- **THE TASK**:
Please copy the rows below exactly as they appear.

==== RECORDS FOR THE EXERCISE

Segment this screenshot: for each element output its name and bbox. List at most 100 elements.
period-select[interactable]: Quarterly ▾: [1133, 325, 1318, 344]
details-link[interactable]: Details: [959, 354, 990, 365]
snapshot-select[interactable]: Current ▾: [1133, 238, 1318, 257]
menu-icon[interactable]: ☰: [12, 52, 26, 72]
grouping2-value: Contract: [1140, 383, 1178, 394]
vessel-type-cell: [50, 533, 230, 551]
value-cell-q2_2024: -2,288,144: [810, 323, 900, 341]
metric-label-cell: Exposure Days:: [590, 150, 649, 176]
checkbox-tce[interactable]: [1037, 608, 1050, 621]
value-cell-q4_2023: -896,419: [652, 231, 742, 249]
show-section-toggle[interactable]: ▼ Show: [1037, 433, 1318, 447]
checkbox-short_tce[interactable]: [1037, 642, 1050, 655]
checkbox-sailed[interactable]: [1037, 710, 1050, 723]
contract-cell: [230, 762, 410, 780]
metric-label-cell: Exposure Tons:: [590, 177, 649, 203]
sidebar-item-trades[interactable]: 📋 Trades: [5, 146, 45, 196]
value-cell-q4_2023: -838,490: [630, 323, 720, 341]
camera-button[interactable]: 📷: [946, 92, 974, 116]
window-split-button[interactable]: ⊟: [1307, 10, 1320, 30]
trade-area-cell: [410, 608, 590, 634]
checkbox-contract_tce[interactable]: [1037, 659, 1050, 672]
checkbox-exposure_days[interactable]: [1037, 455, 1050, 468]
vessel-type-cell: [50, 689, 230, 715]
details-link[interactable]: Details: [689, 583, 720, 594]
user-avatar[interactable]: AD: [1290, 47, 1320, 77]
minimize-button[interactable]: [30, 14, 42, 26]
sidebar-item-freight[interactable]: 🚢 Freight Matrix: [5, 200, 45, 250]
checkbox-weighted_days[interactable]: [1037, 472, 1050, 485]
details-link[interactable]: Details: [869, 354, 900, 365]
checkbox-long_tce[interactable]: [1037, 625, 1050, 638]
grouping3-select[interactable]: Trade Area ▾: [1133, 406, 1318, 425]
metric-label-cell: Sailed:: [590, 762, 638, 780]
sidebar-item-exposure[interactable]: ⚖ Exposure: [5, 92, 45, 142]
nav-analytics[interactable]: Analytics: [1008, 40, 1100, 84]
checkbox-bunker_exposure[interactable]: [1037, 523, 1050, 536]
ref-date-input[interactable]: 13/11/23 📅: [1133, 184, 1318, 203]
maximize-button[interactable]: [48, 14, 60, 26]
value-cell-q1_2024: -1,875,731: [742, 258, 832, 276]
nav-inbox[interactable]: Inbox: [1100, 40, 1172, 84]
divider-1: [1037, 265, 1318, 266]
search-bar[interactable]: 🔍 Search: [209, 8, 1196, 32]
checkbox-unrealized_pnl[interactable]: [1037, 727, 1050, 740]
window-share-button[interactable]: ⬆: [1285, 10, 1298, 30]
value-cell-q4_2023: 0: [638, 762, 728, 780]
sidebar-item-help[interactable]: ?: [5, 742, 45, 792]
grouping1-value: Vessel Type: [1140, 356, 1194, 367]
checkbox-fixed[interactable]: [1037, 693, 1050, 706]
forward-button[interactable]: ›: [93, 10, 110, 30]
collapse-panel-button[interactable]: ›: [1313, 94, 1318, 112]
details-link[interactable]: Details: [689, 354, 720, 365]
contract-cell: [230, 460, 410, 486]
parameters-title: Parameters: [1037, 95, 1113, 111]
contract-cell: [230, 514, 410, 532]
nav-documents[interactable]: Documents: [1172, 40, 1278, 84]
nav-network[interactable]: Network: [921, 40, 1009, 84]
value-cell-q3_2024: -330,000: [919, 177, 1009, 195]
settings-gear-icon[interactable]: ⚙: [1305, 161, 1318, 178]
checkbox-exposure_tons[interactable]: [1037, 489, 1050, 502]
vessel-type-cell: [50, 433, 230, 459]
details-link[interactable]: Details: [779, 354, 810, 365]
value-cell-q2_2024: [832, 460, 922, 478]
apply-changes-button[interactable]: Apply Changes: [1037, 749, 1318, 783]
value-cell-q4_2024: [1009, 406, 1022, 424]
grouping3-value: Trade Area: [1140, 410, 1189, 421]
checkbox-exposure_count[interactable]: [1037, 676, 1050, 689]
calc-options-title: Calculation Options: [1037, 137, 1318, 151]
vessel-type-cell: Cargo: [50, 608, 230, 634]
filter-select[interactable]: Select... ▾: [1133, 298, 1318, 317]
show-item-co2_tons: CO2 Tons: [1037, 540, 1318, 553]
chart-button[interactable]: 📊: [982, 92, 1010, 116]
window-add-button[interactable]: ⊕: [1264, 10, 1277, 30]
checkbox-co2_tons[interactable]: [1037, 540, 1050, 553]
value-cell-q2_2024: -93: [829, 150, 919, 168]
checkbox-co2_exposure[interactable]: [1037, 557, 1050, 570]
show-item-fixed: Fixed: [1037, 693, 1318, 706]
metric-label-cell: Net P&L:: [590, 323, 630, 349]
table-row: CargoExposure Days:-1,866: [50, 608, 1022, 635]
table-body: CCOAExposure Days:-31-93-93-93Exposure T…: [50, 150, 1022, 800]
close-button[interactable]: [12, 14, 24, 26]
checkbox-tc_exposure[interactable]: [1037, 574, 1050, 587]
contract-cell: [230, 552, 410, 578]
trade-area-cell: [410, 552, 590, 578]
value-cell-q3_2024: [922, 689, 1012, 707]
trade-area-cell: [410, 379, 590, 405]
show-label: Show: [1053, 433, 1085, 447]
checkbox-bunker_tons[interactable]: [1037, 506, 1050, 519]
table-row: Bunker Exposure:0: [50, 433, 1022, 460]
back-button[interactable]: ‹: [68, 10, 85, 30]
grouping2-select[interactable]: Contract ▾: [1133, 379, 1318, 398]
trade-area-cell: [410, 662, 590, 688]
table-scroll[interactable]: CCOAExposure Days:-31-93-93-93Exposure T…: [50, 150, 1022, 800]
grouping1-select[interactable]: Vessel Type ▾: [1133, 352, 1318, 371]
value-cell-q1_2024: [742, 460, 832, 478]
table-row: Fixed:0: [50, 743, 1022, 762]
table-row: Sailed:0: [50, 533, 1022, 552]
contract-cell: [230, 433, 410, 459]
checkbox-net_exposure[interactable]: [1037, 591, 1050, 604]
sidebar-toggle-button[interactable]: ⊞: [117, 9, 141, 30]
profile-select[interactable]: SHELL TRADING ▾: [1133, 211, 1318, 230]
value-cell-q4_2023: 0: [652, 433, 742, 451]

========

- **TASK SOLUTION**:
Segment this screenshot: for each element output its name and bbox. List at most 100 elements.
period-select[interactable]: Quarterly ▾: [1133, 325, 1318, 344]
details-link[interactable]: Details: [959, 354, 990, 365]
snapshot-select[interactable]: Current ▾: [1133, 238, 1318, 257]
menu-icon[interactable]: ☰: [12, 52, 26, 72]
grouping2-value: Contract: [1140, 383, 1178, 394]
vessel-type-cell: [50, 533, 230, 551]
value-cell-q2_2024: -2,288,144: [810, 323, 900, 341]
metric-label-cell: Exposure Days:: [590, 150, 649, 176]
checkbox-tce[interactable]: [1037, 608, 1050, 621]
value-cell-q4_2023: -896,419: [652, 231, 742, 249]
show-section-toggle[interactable]: ▼ Show: [1037, 433, 1318, 447]
checkbox-short_tce[interactable]: [1037, 642, 1050, 655]
checkbox-sailed[interactable]: [1037, 710, 1050, 723]
contract-cell: [230, 762, 410, 780]
metric-label-cell: Exposure Tons:: [590, 177, 649, 203]
sidebar-item-trades[interactable]: 📋 Trades: [5, 146, 45, 196]
value-cell-q4_2023: -838,490: [630, 323, 720, 341]
camera-button[interactable]: 📷: [946, 92, 974, 116]
window-split-button[interactable]: ⊟: [1307, 10, 1320, 30]
trade-area-cell: [410, 608, 590, 634]
checkbox-contract_tce[interactable]: [1037, 659, 1050, 672]
checkbox-exposure_days[interactable]: [1037, 455, 1050, 468]
vessel-type-cell: [50, 689, 230, 715]
details-link[interactable]: Details: [689, 583, 720, 594]
user-avatar[interactable]: AD: [1290, 47, 1320, 77]
minimize-button[interactable]: [30, 14, 42, 26]
sidebar-item-freight[interactable]: 🚢 Freight Matrix: [5, 200, 45, 250]
checkbox-weighted_days[interactable]: [1037, 472, 1050, 485]
details-link[interactable]: Details: [869, 354, 900, 365]
checkbox-long_tce[interactable]: [1037, 625, 1050, 638]
grouping3-select[interactable]: Trade Area ▾: [1133, 406, 1318, 425]
metric-label-cell: Sailed:: [590, 762, 638, 780]
sidebar-item-exposure[interactable]: ⚖ Exposure: [5, 92, 45, 142]
nav-analytics[interactable]: Analytics: [1008, 40, 1100, 84]
checkbox-bunker_exposure[interactable]: [1037, 523, 1050, 536]
ref-date-input[interactable]: 13/11/23 📅: [1133, 184, 1318, 203]
maximize-button[interactable]: [48, 14, 60, 26]
value-cell-q1_2024: -1,875,731: [742, 258, 832, 276]
nav-inbox[interactable]: Inbox: [1100, 40, 1172, 84]
divider-1: [1037, 265, 1318, 266]
search-bar[interactable]: 🔍 Search: [209, 8, 1196, 32]
checkbox-unrealized_pnl[interactable]: [1037, 727, 1050, 740]
window-share-button[interactable]: ⬆: [1285, 10, 1298, 30]
value-cell-q4_2023: 0: [638, 762, 728, 780]
sidebar-item-help[interactable]: ?: [5, 742, 45, 792]
grouping1-value: Vessel Type: [1140, 356, 1194, 367]
checkbox-fixed[interactable]: [1037, 693, 1050, 706]
forward-button[interactable]: ›: [93, 10, 110, 30]
collapse-panel-button[interactable]: ›: [1313, 94, 1318, 112]
details-link[interactable]: Details: [689, 354, 720, 365]
contract-cell: [230, 460, 410, 486]
parameters-title: Parameters: [1037, 95, 1113, 111]
contract-cell: [230, 514, 410, 532]
nav-documents[interactable]: Documents: [1172, 40, 1278, 84]
nav-network[interactable]: Network: [921, 40, 1009, 84]
value-cell-q3_2024: -330,000: [919, 177, 1009, 195]
settings-gear-icon[interactable]: ⚙: [1305, 161, 1318, 178]
checkbox-exposure_tons[interactable]: [1037, 489, 1050, 502]
vessel-type-cell: [50, 433, 230, 459]
details-link[interactable]: Details: [779, 354, 810, 365]
value-cell-q2_2024: [832, 460, 922, 478]
apply-changes-button[interactable]: Apply Changes: [1037, 749, 1318, 783]
value-cell-q4_2024: [1009, 406, 1022, 424]
grouping3-value: Trade Area: [1140, 410, 1189, 421]
checkbox-exposure_count[interactable]: [1037, 676, 1050, 689]
calc-options-title: Calculation Options: [1037, 137, 1318, 151]
vessel-type-cell: Cargo: [50, 608, 230, 634]
filter-select[interactable]: Select... ▾: [1133, 298, 1318, 317]
show-item-co2_tons: CO2 Tons: [1037, 540, 1318, 553]
chart-button[interactable]: 📊: [982, 92, 1010, 116]
window-add-button[interactable]: ⊕: [1264, 10, 1277, 30]
checkbox-co2_tons[interactable]: [1037, 540, 1050, 553]
value-cell-q2_2024: -93: [829, 150, 919, 168]
checkbox-co2_exposure[interactable]: [1037, 557, 1050, 570]
show-item-fixed: Fixed: [1037, 693, 1318, 706]
metric-label-cell: Net P&L:: [590, 323, 630, 349]
table-row: CargoExposure Days:-1,866: [50, 608, 1022, 635]
table-body: CCOAExposure Days:-31-93-93-93Exposure T…: [50, 150, 1022, 800]
close-button[interactable]: [12, 14, 24, 26]
checkbox-tc_exposure[interactable]: [1037, 574, 1050, 587]
contract-cell: [230, 552, 410, 578]
trade-area-cell: [410, 552, 590, 578]
value-cell-q3_2024: [922, 689, 1012, 707]
trade-area-cell: [410, 379, 590, 405]
show-label: Show: [1053, 433, 1085, 447]
checkbox-bunker_tons[interactable]: [1037, 506, 1050, 519]
table-row: Bunker Exposure:0: [50, 433, 1022, 460]
back-button[interactable]: ‹: [68, 10, 85, 30]
grouping2-select[interactable]: Contract ▾: [1133, 379, 1318, 398]
trade-area-cell: [410, 662, 590, 688]
table-scroll[interactable]: CCOAExposure Days:-31-93-93-93Exposure T…: [50, 150, 1022, 800]
grouping1-select[interactable]: Vessel Type ▾: [1133, 352, 1318, 371]
value-cell-q1_2024: [742, 460, 832, 478]
table-row: Fixed:0: [50, 743, 1022, 762]
table-row: Sailed:0: [50, 533, 1022, 552]
contract-cell: [230, 433, 410, 459]
checkbox-net_exposure[interactable]: [1037, 591, 1050, 604]
sidebar-toggle-button[interactable]: ⊞: [117, 9, 141, 30]
profile-select[interactable]: SHELL TRADING ▾: [1133, 211, 1318, 230]
value-cell-q4_2023: 0: [652, 433, 742, 451]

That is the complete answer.